** start of Recorded information **

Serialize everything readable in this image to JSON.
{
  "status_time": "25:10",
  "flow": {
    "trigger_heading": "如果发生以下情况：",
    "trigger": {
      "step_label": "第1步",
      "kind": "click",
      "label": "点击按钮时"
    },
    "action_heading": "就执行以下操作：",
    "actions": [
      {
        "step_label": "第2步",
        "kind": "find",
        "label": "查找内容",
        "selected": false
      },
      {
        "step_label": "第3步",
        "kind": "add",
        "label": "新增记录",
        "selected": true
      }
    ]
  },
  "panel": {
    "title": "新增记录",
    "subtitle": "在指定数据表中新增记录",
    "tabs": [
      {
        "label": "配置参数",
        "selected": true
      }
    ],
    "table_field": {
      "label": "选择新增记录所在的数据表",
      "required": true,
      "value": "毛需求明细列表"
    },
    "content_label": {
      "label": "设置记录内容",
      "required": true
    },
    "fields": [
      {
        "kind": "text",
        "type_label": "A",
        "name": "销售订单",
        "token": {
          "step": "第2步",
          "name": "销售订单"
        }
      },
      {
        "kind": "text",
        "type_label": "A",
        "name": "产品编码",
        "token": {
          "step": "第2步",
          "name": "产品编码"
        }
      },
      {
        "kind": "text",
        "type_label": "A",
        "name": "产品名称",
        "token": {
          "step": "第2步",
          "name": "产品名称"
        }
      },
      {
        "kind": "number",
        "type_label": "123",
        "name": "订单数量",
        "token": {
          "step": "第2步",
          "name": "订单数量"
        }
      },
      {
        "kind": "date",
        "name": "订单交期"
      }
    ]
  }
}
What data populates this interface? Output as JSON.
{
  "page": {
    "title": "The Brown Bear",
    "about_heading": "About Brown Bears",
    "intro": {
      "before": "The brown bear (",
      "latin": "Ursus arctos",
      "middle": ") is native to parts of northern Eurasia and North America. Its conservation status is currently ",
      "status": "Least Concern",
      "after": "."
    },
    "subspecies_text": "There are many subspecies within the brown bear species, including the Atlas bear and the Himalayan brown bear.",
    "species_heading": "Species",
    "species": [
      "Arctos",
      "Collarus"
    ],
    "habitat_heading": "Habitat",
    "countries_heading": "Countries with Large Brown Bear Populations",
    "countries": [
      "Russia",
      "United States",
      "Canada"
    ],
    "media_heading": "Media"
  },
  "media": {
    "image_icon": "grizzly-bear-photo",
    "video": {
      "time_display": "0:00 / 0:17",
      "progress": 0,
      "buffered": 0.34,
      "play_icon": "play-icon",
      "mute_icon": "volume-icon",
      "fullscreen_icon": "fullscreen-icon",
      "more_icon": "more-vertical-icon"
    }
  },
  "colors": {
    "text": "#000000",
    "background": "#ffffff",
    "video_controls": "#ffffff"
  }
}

** end of Recorded information **

> **Exercise task**:
Print every entry exactly as it appears.

> **The response**:
Serialize everything readable in this image to JSON.
{
  "status_time": "25:10",
  "flow": {
    "trigger_heading": "如果发生以下情况：",
    "trigger": {
      "step_label": "第1步",
      "kind": "click",
      "label": "点击按钮时"
    },
    "action_heading": "就执行以下操作：",
    "actions": [
      {
        "step_label": "第2步",
        "kind": "find",
        "label": "查找内容",
        "selected": false
      },
      {
        "step_label": "第3步",
        "kind": "add",
        "label": "新增记录",
        "selected": true
      }
    ]
  },
  "panel": {
    "title": "新增记录",
    "subtitle": "在指定数据表中新增记录",
    "tabs": [
      {
        "label": "配置参数",
        "selected": true
      }
    ],
    "table_field": {
      "label": "选择新增记录所在的数据表",
      "required": true,
      "value": "毛需求明细列表"
    },
    "content_label": {
      "label": "设置记录内容",
      "required": true
    },
    "fields": [
      {
        "kind": "text",
        "type_label": "A",
        "name": "销售订单",
        "token": {
          "step": "第2步",
          "name": "销售订单"
        }
      },
      {
        "kind": "text",
        "type_label": "A",
        "name": "产品编码",
        "token": {
          "step": "第2步",
          "name": "产品编码"
        }
      },
      {
        "kind": "text",
        "type_label": "A",
        "name": "产品名称",
        "token": {
          "step": "第2步",
          "name": "产品名称"
        }
      },
      {
        "kind": "number",
        "type_label": "123",
        "name": "订单数量",
        "token": {
          "step": "第2步",
          "name": "订单数量"
        }
      },
      {
        "kind": "date",
        "name": "订单交期"
      }
    ]
  }
}
What data populates this interface? Output as JSON.
{
  "page": {
    "title": "The Brown Bear",
    "about_heading": "About Brown Bears",
    "intro": {
      "before": "The brown bear (",
      "latin": "Ursus arctos",
      "middle": ") is native to parts of northern Eurasia and North America. Its conservation status is currently ",
      "status": "Least Concern",
      "after": "."
    },
    "subspecies_text": "There are many subspecies within the brown bear species, including the Atlas bear and the Himalayan brown bear.",
    "species_heading": "Species",
    "species": [
      "Arctos",
      "Collarus"
    ],
    "habitat_heading": "Habitat",
    "countries_heading": "Countries with Large Brown Bear Populations",
    "countries": [
      "Russia",
      "United States",
      "Canada"
    ],
    "media_heading": "Media"
  },
  "media": {
    "image_icon": "grizzly-bear-photo",
    "video": {
      "time_display": "0:00 / 0:17",
      "progress": 0,
      "buffered": 0.34,
      "play_icon": "play-icon",
      "mute_icon": "volume-icon",
      "fullscreen_icon": "fullscreen-icon",
      "more_icon": "more-vertical-icon"
    }
  },
  "colors": {
    "text": "#000000",
    "background": "#ffffff",
    "video_controls": "#ffffff"
  }
}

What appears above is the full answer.